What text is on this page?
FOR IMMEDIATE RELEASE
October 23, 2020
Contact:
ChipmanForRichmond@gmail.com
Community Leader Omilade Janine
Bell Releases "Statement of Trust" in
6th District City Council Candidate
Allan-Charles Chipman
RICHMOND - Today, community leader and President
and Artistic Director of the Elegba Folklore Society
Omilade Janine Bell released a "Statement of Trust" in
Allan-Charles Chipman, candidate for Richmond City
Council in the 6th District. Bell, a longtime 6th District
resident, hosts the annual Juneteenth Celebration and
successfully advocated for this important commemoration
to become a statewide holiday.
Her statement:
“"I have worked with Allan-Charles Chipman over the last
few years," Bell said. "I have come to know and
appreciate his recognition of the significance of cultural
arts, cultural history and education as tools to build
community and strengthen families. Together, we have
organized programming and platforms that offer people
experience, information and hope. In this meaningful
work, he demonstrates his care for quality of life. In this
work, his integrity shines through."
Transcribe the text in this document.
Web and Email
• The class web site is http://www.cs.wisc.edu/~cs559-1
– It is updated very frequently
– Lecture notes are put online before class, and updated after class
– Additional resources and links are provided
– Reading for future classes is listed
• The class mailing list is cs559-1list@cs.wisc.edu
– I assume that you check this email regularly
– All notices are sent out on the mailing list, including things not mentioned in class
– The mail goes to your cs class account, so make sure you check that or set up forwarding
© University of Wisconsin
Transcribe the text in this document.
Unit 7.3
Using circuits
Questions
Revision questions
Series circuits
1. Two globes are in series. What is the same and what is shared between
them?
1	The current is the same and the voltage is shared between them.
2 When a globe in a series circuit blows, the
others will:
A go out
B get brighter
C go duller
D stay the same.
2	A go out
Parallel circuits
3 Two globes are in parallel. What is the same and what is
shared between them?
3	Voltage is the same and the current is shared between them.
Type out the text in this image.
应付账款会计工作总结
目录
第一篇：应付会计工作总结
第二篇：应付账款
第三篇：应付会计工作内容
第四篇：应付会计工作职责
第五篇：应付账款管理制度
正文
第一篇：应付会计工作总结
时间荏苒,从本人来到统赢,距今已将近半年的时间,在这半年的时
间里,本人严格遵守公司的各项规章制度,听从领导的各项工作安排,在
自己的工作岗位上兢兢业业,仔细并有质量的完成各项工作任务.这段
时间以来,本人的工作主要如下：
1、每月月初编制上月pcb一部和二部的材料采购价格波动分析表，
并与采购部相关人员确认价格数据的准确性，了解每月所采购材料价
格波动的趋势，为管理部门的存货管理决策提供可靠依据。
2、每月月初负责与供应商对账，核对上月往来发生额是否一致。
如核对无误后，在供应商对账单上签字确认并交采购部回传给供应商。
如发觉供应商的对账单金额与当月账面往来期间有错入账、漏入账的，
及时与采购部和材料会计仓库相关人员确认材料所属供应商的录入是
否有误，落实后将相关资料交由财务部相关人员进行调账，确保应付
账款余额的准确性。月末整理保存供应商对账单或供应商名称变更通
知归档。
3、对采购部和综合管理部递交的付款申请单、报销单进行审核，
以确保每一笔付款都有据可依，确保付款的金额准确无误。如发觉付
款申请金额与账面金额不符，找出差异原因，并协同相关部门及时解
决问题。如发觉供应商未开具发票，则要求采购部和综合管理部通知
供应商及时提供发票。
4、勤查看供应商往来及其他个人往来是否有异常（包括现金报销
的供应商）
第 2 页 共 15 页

• _THE PROBLEM_
Set down all of the entries exactly, please.

• _TASK SOLUTION_
What text is on this page?
FOR IMMEDIATE RELEASE
October 23, 2020
Contact:
ChipmanForRichmond@gmail.com
Community Leader Omilade Janine
Bell Releases "Statement of Trust" in
6th District City Council Candidate
Allan-Charles Chipman
RICHMOND - Today, community leader and President
and Artistic Director of the Elegba Folklore Society
Omilade Janine Bell released a "Statement of Trust" in
Allan-Charles Chipman, candidate for Richmond City
Council in the 6th District. Bell, a longtime 6th District
resident, hosts the annual Juneteenth Celebration and
successfully advocated for this important commemoration
to become a statewide holiday.
Her statement:
“"I have worked with Allan-Charles Chipman over the last
few years," Bell said. "I have come to know and
appreciate his recognition of the significance of cultural
arts, cultural history and education as tools to build
community and strengthen families. Together, we have
organized programming and platforms that offer people
experience, information and hope. In this meaningful
work, he demonstrates his care for quality of life. In this
work, his integrity shines through."
Transcribe the text in this document.
Web and Email
• The class web site is http://www.cs.wisc.edu/~cs559-1
– It is updated very frequently
– Lecture notes are put online before class, and updated after class
– Additional resources and links are provided
– Reading for future classes is listed
• The class mailing list is cs559-1list@cs.wisc.edu
– I assume that you check this email regularly
– All notices are sent out on the mailing list, including things not mentioned in class
– The mail goes to your cs class account, so make sure you check that or set up forwarding
© University of Wisconsin
Transcribe the text in this document.
Unit 7.3
Using circuits
Questions
Revision questions
Series circuits
1. Two globes are in series. What is the same and what is shared between
them?
1	The current is the same and the voltage is shared between them.
2 When a globe in a series circuit blows, the
others will:
A go out
B get brighter
C go duller
D stay the same.
2	A go out
Parallel circuits
3 Two globes are in parallel. What is the same and what is
shared between them?
3	Voltage is the same and the current is shared between them.
Type out the text in this image.
应付账款会计工作总结
目录
第一篇：应付会计工作总结
第二篇：应付账款
第三篇：应付会计工作内容
第四篇：应付会计工作职责
第五篇：应付账款管理制度
正文
第一篇：应付会计工作总结
时间荏苒,从本人来到统赢,距今已将近半年的时间,在这半年的时
间里,本人严格遵守公司的各项规章制度,听从领导的各项工作安排,在
自己的工作岗位上兢兢业业,仔细并有质量的完成各项工作任务.这段
时间以来,本人的工作主要如下：
1、每月月初编制上月pcb一部和二部的材料采购价格波动分析表，
并与采购部相关人员确认价格数据的准确性，了解每月所采购材料价
格波动的趋势，为管理部门的存货管理决策提供可靠依据。
2、每月月初负责与供应商对账，核对上月往来发生额是否一致。
如核对无误后，在供应商对账单上签字确认并交采购部回传给供应商。
如发觉供应商的对账单金额与当月账面往来期间有错入账、漏入账的，
及时与采购部和材料会计仓库相关人员确认材料所属供应商的录入是
否有误，落实后将相关资料交由财务部相关人员进行调账，确保应付
账款余额的准确性。月末整理保存供应商对账单或供应商名称变更通
知归档。
3、对采购部和综合管理部递交的付款申请单、报销单进行审核，
以确保每一笔付款都有据可依，确保付款的金额准确无误。如发觉付
款申请金额与账面金额不符，找出差异原因，并协同相关部门及时解
决问题。如发觉供应商未开具发票，则要求采购部和综合管理部通知
供应商及时提供发票。
4、勤查看供应商往来及其他个人往来是否有异常（包括现金报销
的供应商）
第 2 页 共 15 页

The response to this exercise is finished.